**TÂCHE A**
Reproduis à l'identique les lignes des enregistrements, de la ligne qui contient "echo-point [449,538,456,542]" jusqu'à celle qui contient "series-nnw [122,164,779,705]", ces deux lignes comprises.

**TEXTE FOURNI**
---+---

Au moment où on s'apprête à prendre des résolutions de fin d'année, je me suis surpris à rêver que la darija est enfin officialisée et qu'à l'instar de tamazight, elle peut jouir de ses droits nationaux.

Alors, à supposer que tel est le cas, que va-t-il se passer de nouveau? Pour faire court, je me propose d'examiner quatre secteurs stratégiques pour notre vie de nation qui en seraient directement bénéficiaires.

En premier lieu, son rapport à la langue arabe, langue d'État.

---+---

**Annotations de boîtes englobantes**
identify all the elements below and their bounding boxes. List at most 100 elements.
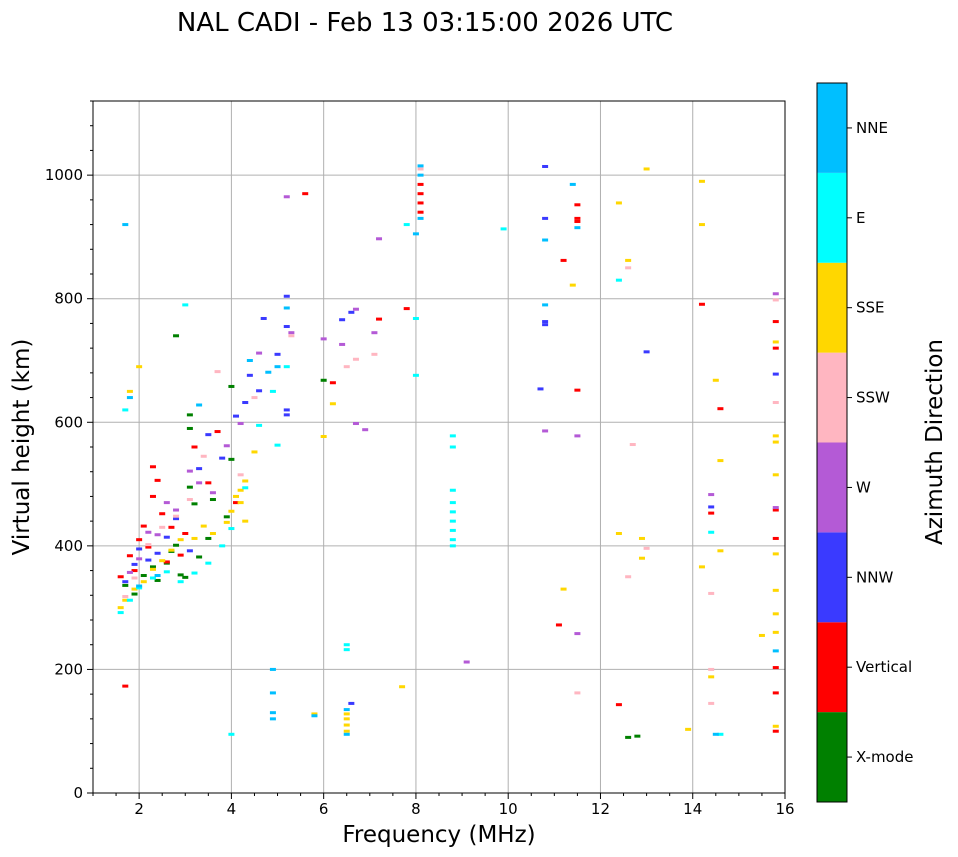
echo-point [449,538,456,542]
echo-point [417,201,424,205]
echo-point [145,558,152,562]
echo-point [352,357,359,361]
colorbar-tick-label: SSE [856,299,885,317]
echo-point [154,478,161,482]
x-tick-label: 16 [775,800,794,818]
echo-point [708,591,715,595]
series-nnw [122,164,779,705]
echo-point [417,164,424,168]
echo-point [574,632,581,636]
echo-point [634,734,641,738]
echo-point [256,423,263,427]
echo-point [283,195,290,199]
echo-point [615,703,622,707]
echo-point [717,732,724,736]
echo-point [417,210,424,214]
echo-point [274,443,281,447]
colorbar-tick-label: NNE [856,119,888,137]
echo-point [122,598,129,602]
echo-point [228,384,235,388]
echo-point [214,370,221,374]
echo-point [542,303,549,307]
echo-point [343,712,350,716]
echo-point [412,316,419,320]
colorbar-swatch [817,622,847,713]
colorbar-swatch [817,172,847,263]
echo-point [131,592,138,596]
echo-point [320,337,327,341]
echo-point [149,576,156,580]
echo-point [200,454,207,458]
echo-point [256,351,263,355]
echo-point [159,559,166,563]
echo-point [772,292,779,296]
echo-point [772,552,779,556]
echo-point [131,562,138,566]
echo-point [283,365,290,369]
echo-point [542,323,549,327]
echo-point [343,643,350,647]
echo-point [237,473,244,477]
echo-point [163,560,170,564]
echo-point [136,365,143,369]
echo-point [228,457,235,461]
echo-point [126,396,133,400]
echo-point [417,167,424,171]
colorbar-tick-label: W [856,478,871,496]
echo-point [126,598,133,602]
colorbar-tick-label: X-mode [856,748,913,766]
echo-point [708,493,715,497]
echo-point [376,237,383,241]
echo-point [343,732,350,736]
x-axis-label: Frequency (MHz) [342,822,535,848]
echo-point [122,583,129,587]
echo-point [186,498,193,502]
y-tick-label: 600 [54,413,83,431]
echo-point [343,365,350,369]
echo-point [269,389,276,393]
echo-point [149,465,156,469]
series-nne [122,164,779,736]
echo-point [288,334,295,338]
echo-point [329,402,336,406]
echo-point [449,445,456,449]
echo-point [772,588,779,592]
echo-point [311,712,318,716]
echo-point [772,666,779,670]
echo-point [772,649,779,653]
echo-point [449,528,456,532]
series-ssw [122,167,779,705]
y-axis-ticks: 0 200 400 600 800 1000 [45,100,93,802]
echo-point [173,517,180,521]
echo-point [173,514,180,518]
echo-point [136,586,143,590]
echo-point [320,434,327,438]
echo-point [343,729,350,733]
echo-point [574,216,581,220]
echo-point [311,714,318,718]
y-tick-label: 0 [73,784,83,802]
y-tick-label: 400 [54,537,83,555]
echo-point [449,519,456,523]
echo-point [265,370,272,374]
echo-point [288,331,295,335]
x-tick-label: 14 [683,800,702,818]
echo-point [274,352,281,356]
echo-point [542,238,549,242]
echo-point [708,667,715,671]
echo-point [126,554,133,558]
echo-point [625,735,632,739]
echo-point [136,538,143,542]
echo-point [708,530,715,534]
echo-point [343,708,350,712]
echo-point [329,381,336,385]
colorbar-swatch [817,532,847,623]
echo-point [209,532,216,535]
echo-point [140,524,147,528]
echo-point [283,294,290,298]
echo-point [772,401,779,405]
echo-point [228,527,235,531]
echo-point [219,544,226,548]
x-tick-label: 10 [499,800,518,818]
echo-point [574,219,581,223]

---+---

**TÂCHE B**
Renvoie à l'identique et en entier le texte sur l'officialisation de la darija.

**RÉSULTAT A**
echo-point [449,538,456,542]
echo-point [417,201,424,205]
echo-point [145,558,152,562]
echo-point [352,357,359,361]
colorbar-tick-label: SSE [856,299,885,317]
echo-point [154,478,161,482]
x-tick-label: 16 [775,800,794,818]
echo-point [708,591,715,595]
series-nnw [122,164,779,705]

**RÉSULTAT B**
Au moment où on s'apprête à prendre des résolutions de fin d'année, je me suis surpris à rêver que la darija est enfin officialisée et qu'à l'instar de tamazight, elle peut jouir de ses droits nationaux.

Alors, à supposer que tel est le cas, que va-t-il se passer de nouveau? Pour faire court, je me propose d'examiner quatre secteurs stratégiques pour notre vie de nation qui en seraient directement bénéficiaires.

En premier lieu, son rapport à la langue arabe, langue d'État.